Records shown »
****************************************

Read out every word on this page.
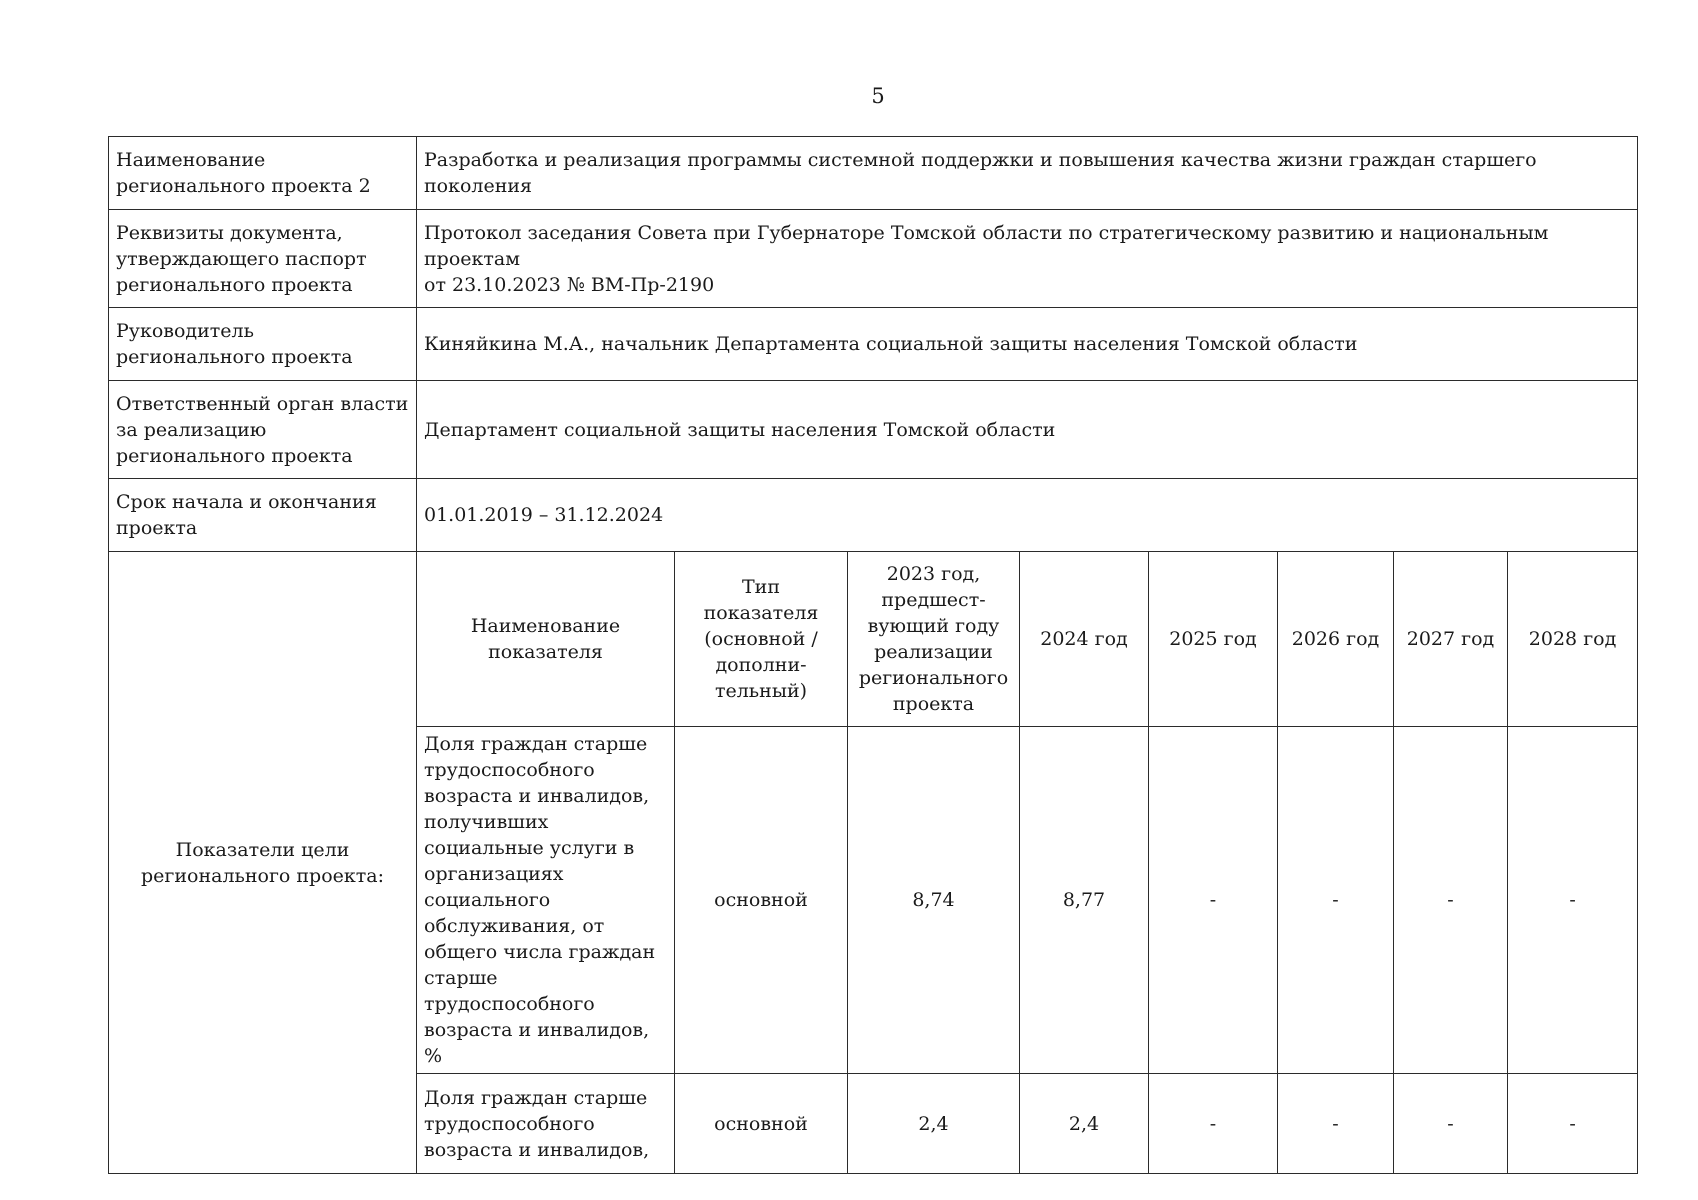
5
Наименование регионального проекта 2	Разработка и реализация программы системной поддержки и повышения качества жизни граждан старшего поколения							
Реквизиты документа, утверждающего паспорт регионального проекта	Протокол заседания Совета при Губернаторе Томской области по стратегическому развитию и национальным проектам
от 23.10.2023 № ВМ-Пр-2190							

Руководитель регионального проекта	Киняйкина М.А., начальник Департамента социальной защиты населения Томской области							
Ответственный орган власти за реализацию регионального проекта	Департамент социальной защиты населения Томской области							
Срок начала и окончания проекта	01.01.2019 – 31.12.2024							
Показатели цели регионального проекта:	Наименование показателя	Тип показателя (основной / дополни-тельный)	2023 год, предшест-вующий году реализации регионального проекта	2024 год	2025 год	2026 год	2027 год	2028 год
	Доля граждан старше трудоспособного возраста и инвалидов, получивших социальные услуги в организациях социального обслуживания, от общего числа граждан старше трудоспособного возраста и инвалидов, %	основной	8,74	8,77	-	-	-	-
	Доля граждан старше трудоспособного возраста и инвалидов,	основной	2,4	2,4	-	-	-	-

****************************************

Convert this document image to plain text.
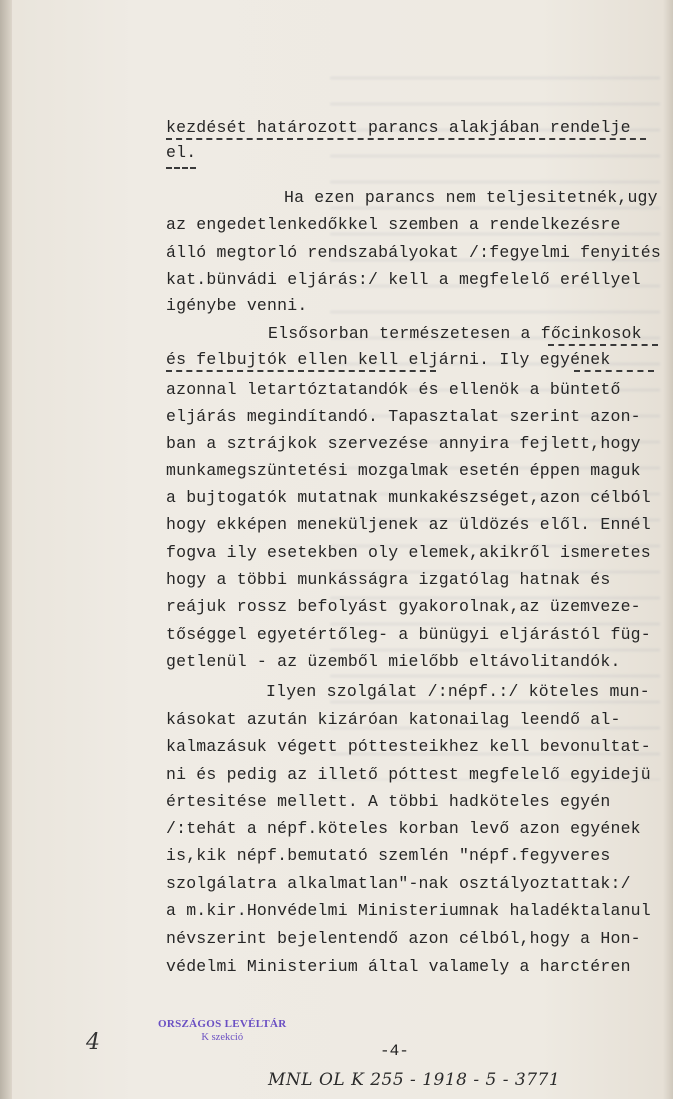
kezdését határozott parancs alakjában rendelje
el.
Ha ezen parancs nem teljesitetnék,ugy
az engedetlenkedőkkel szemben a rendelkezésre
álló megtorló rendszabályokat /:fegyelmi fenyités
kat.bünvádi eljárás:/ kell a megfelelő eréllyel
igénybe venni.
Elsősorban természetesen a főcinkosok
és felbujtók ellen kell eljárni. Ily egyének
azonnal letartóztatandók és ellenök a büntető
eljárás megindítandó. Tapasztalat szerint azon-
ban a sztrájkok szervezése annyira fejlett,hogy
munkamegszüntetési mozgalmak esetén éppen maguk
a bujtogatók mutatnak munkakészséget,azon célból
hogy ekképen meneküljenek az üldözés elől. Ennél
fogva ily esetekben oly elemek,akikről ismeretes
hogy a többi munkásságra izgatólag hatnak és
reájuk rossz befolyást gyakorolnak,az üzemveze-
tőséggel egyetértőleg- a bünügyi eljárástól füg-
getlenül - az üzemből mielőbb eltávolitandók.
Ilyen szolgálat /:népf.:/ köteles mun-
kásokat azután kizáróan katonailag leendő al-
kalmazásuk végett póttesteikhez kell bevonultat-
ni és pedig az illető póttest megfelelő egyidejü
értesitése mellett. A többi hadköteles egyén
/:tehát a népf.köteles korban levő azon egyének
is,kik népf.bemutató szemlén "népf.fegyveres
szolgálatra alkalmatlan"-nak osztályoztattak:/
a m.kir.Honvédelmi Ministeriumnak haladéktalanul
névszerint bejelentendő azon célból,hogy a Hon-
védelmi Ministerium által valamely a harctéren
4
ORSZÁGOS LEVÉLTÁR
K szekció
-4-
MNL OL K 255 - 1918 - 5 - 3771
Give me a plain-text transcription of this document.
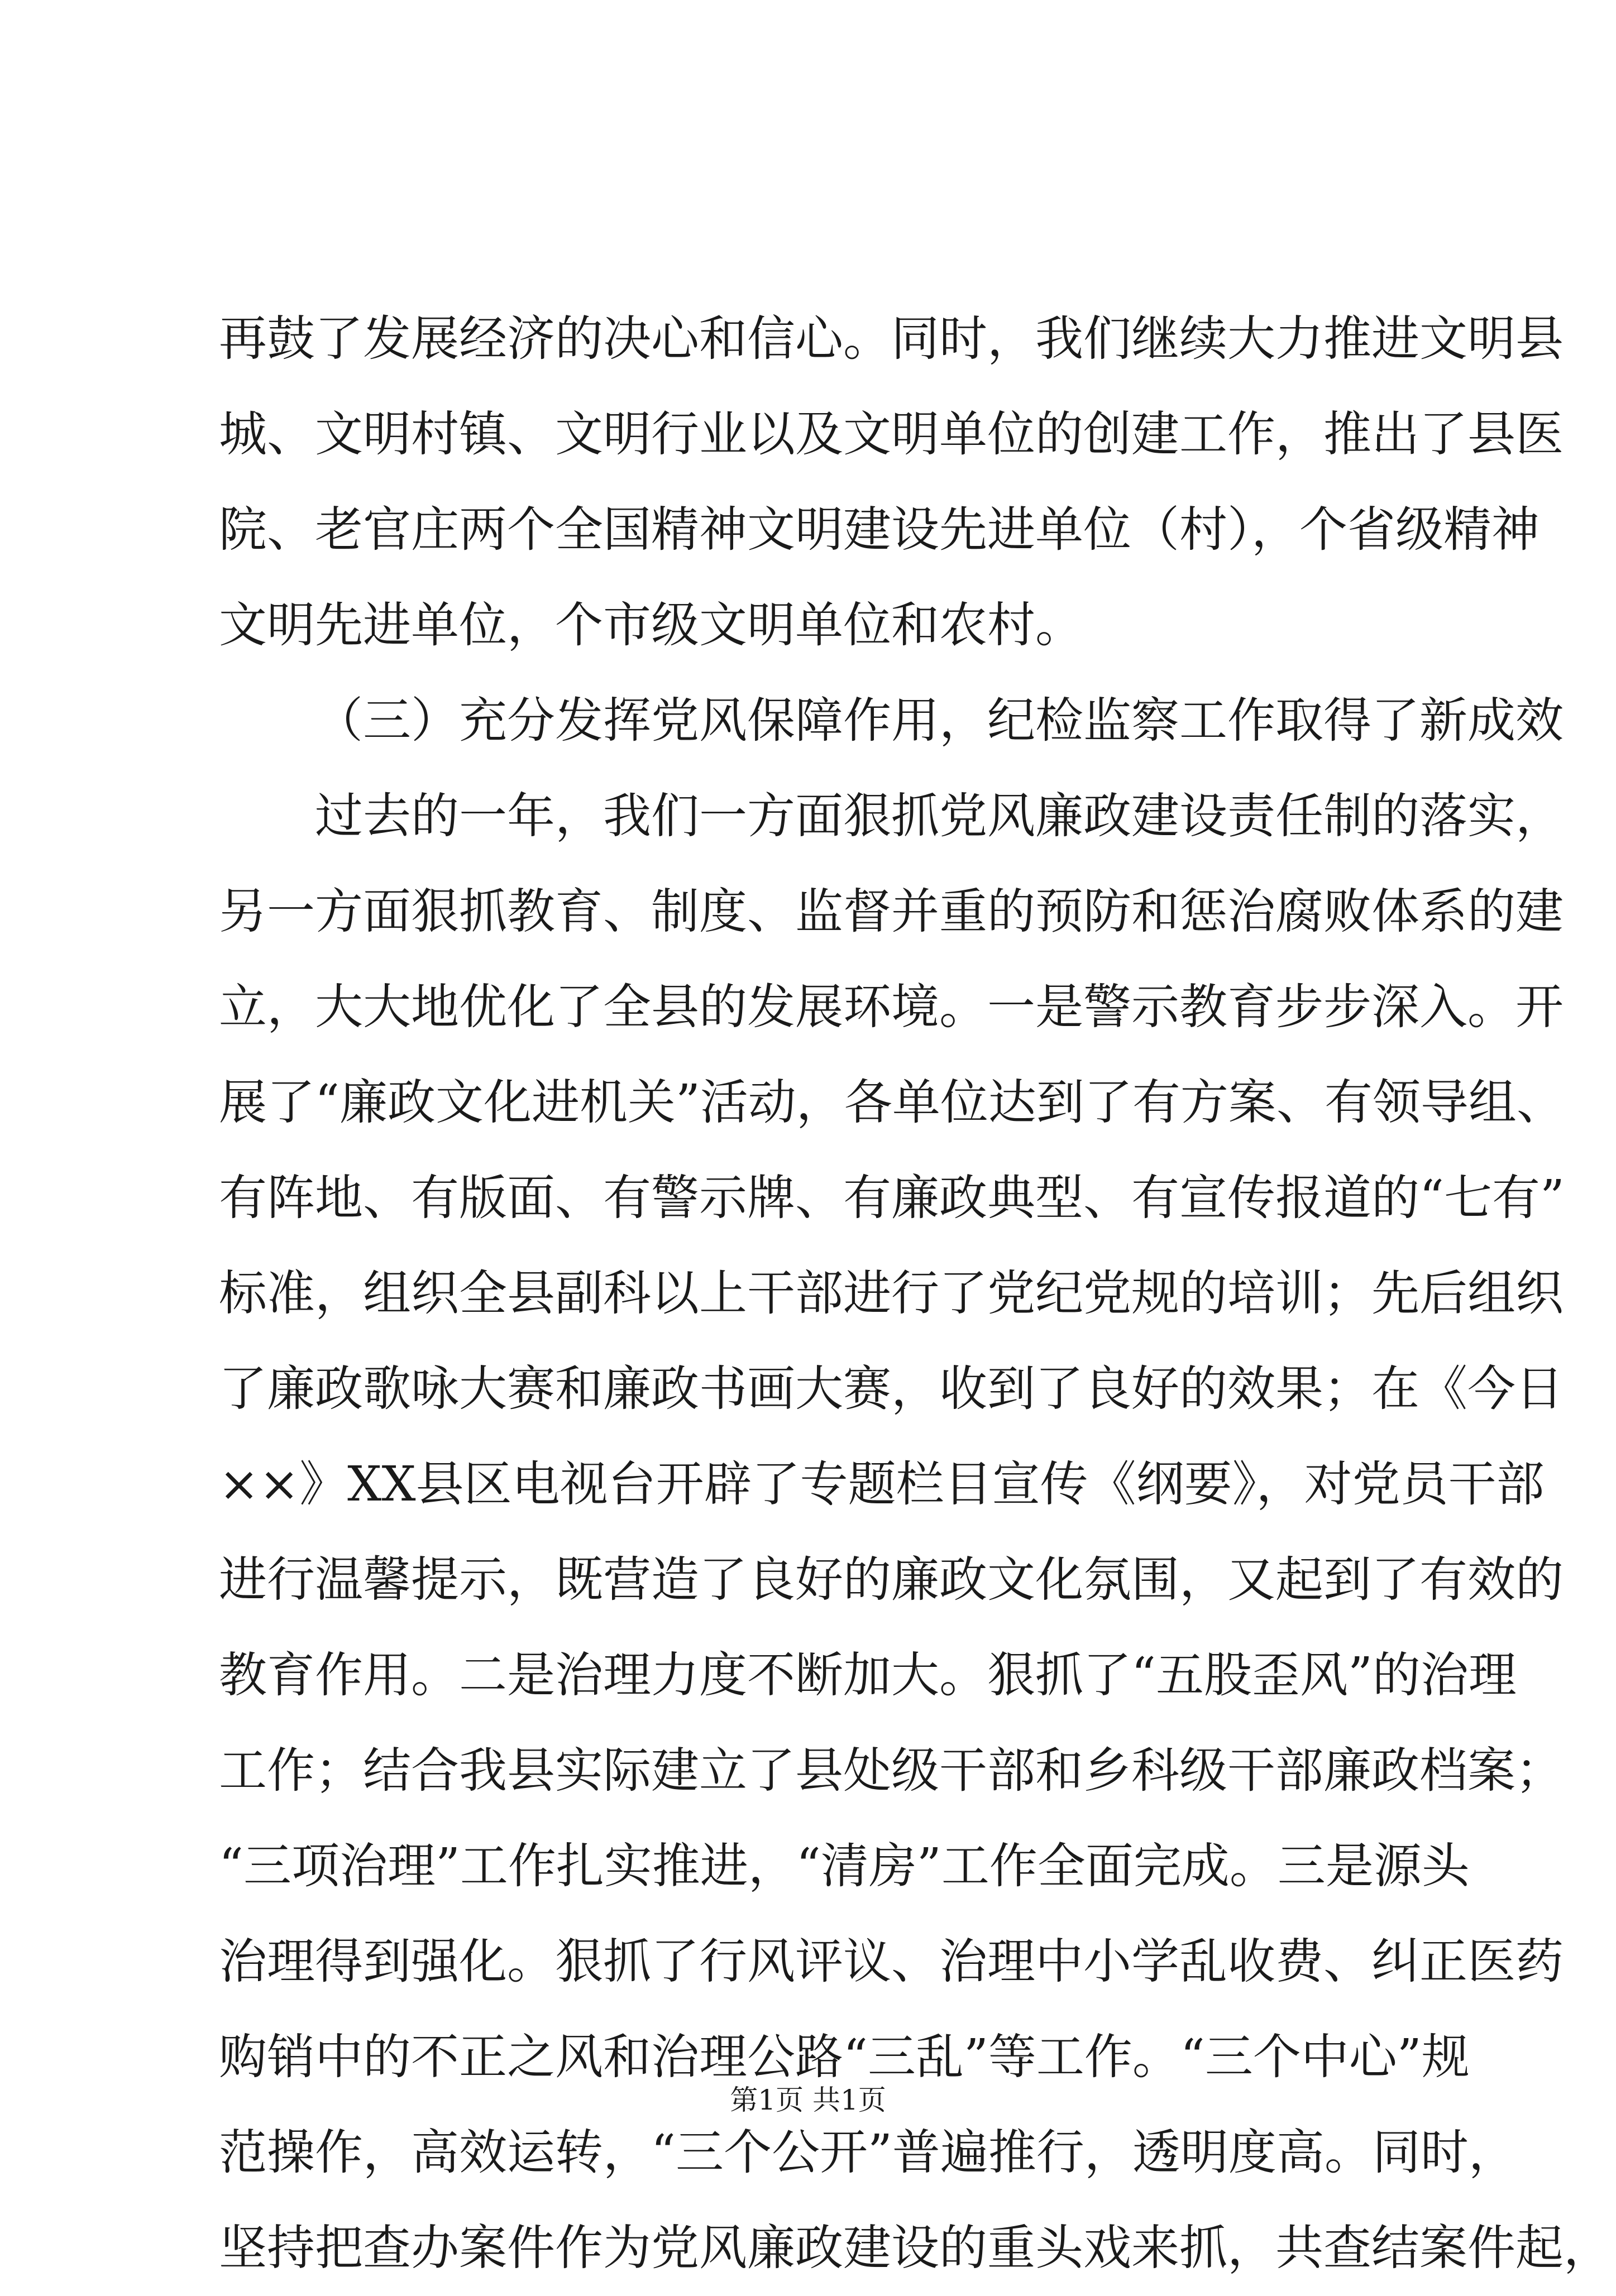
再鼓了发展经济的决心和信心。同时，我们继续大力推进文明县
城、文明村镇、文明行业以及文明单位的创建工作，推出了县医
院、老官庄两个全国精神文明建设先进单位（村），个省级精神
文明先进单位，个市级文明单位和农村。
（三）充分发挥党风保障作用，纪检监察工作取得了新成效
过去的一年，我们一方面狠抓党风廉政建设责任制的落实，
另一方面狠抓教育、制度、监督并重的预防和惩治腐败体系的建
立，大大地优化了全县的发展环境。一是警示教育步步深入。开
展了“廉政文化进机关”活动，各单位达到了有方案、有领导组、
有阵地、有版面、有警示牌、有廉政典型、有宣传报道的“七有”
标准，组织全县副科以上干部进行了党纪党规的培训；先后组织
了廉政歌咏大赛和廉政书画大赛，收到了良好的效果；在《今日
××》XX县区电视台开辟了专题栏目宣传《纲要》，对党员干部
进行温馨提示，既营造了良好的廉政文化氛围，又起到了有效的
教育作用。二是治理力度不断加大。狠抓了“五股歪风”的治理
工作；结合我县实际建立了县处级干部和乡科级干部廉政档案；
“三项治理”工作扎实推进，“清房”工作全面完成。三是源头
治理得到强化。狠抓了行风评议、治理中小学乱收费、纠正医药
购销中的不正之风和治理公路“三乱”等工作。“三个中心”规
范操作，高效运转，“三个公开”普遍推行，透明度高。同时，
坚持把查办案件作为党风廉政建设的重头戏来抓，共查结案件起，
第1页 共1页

****************************************

Exercise directions » In the listing above, locate each line with "граждан" and copy it.

Written response »
Наименование регионального проекта 2	Разработка и реализация программы системной поддержки и повышения качества жизни граждан старшего поколения							
	Доля граждан старше трудоспособного возраста и инвалидов, получивших социальные услуги в организациях социального обслуживания, от общего числа граждан старше трудоспособного возраста и инвалидов, %	основной	8,74	8,77	-	-	-	-
	Доля граждан старше трудоспособного возраста и инвалидов,	основной	2,4	2,4	-	-	-	-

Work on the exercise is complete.